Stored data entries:
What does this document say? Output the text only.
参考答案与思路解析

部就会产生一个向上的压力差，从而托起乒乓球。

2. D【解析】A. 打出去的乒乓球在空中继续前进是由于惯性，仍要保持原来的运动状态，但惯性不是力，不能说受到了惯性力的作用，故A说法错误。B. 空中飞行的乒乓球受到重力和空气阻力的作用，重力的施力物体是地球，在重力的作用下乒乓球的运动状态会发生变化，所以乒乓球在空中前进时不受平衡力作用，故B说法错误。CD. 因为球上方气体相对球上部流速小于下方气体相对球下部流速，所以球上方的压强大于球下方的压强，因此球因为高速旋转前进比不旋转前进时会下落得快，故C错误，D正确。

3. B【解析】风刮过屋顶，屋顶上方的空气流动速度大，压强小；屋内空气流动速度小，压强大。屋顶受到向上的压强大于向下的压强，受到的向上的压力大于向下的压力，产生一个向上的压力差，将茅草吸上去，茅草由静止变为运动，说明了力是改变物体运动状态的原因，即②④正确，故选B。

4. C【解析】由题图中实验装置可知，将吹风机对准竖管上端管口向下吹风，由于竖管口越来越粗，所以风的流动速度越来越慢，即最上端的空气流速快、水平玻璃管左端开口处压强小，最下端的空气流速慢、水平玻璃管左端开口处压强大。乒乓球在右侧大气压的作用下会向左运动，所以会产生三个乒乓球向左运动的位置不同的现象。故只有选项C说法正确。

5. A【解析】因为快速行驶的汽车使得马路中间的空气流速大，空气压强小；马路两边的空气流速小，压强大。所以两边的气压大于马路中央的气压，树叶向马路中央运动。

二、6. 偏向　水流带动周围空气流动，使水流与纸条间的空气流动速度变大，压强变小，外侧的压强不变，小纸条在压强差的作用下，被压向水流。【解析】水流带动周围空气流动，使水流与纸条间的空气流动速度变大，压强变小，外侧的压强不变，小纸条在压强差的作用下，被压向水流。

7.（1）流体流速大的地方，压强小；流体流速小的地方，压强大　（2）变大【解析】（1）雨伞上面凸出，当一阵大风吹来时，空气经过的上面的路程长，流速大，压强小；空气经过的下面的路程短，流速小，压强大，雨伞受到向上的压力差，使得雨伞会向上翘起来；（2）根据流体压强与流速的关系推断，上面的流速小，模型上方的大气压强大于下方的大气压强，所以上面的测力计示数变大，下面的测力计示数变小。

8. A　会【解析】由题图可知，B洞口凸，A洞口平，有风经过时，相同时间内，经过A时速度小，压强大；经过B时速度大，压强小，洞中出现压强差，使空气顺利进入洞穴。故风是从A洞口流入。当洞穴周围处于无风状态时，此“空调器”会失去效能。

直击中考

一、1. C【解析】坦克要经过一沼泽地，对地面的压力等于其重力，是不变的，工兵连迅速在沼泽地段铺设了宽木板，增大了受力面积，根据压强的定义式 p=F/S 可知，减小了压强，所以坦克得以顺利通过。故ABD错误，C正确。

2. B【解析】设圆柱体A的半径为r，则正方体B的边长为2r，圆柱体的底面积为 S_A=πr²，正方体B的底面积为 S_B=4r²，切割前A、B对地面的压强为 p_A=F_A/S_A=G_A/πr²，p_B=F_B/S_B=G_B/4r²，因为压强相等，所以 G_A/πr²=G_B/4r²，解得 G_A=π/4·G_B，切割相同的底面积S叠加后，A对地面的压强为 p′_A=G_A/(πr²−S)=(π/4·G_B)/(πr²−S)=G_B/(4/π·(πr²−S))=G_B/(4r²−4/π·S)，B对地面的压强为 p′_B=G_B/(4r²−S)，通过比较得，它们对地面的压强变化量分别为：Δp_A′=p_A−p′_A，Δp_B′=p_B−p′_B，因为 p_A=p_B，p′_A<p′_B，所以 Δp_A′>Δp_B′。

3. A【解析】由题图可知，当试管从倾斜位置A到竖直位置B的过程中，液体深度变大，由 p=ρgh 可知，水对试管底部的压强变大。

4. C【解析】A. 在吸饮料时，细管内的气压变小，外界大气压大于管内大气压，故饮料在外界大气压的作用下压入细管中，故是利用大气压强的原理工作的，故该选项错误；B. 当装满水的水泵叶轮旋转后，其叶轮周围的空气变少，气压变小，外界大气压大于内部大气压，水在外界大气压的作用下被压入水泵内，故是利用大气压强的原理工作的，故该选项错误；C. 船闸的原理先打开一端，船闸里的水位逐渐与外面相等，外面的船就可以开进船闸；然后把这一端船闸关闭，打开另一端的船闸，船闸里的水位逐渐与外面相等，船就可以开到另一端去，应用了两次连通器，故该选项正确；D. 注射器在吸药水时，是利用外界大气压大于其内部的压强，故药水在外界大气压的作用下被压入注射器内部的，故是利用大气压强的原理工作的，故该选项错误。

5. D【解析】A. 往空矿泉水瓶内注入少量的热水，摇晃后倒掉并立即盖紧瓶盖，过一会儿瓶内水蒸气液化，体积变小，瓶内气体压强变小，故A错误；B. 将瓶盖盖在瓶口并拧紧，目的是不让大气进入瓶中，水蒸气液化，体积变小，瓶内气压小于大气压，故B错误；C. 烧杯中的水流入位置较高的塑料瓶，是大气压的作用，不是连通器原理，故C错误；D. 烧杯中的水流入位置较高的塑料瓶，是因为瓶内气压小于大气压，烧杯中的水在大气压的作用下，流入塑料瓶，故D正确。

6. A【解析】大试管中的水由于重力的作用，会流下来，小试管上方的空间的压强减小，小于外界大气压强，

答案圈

### GIVEN EXERCISE
Give only the number of lines in the material above that hold the word "故C错误".

### PROBLEM SOLUTION
2